Listing →
========================================
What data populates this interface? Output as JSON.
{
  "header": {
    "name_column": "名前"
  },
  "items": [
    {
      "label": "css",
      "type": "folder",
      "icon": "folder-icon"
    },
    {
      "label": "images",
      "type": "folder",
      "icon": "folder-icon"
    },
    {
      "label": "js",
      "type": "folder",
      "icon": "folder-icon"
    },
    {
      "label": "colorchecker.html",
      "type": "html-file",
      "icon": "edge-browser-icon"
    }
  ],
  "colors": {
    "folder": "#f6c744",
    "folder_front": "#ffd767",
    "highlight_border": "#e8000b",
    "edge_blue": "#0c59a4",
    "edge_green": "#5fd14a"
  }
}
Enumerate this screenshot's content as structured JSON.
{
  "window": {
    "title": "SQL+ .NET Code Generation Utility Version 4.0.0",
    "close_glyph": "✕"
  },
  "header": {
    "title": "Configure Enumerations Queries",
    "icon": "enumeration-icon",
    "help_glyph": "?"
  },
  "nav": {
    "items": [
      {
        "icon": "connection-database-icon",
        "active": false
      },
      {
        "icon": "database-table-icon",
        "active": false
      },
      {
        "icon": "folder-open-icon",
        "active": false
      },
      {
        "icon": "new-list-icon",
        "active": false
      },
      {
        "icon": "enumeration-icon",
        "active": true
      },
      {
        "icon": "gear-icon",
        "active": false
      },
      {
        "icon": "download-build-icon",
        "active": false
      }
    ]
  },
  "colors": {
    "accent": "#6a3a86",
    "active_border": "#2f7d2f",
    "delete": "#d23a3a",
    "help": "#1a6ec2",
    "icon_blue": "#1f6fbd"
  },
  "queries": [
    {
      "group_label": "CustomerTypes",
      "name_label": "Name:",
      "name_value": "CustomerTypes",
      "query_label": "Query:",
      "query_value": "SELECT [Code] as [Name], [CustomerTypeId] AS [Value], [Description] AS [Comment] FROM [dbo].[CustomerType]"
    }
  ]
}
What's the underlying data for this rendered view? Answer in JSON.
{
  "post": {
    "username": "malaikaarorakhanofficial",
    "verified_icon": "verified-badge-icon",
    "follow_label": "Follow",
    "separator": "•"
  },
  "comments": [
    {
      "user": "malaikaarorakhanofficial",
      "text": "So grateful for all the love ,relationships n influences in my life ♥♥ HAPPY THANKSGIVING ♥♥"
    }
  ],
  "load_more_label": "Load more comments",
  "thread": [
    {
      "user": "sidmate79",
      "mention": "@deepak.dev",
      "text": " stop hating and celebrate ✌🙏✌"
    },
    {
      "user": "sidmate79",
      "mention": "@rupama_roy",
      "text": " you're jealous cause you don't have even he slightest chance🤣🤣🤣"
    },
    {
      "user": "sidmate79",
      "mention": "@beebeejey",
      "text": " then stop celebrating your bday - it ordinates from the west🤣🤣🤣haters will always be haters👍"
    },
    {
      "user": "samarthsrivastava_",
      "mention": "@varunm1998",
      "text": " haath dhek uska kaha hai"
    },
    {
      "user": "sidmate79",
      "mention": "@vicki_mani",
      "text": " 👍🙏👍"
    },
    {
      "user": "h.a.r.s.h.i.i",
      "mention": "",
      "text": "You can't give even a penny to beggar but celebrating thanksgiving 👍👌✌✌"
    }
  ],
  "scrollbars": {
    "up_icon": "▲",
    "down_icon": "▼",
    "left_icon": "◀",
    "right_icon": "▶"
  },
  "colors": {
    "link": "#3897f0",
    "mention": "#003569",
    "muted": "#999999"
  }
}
========================================
Exercise →
Work through the records line by line and tally those holding "this". Reply with the number alone.

Output →
3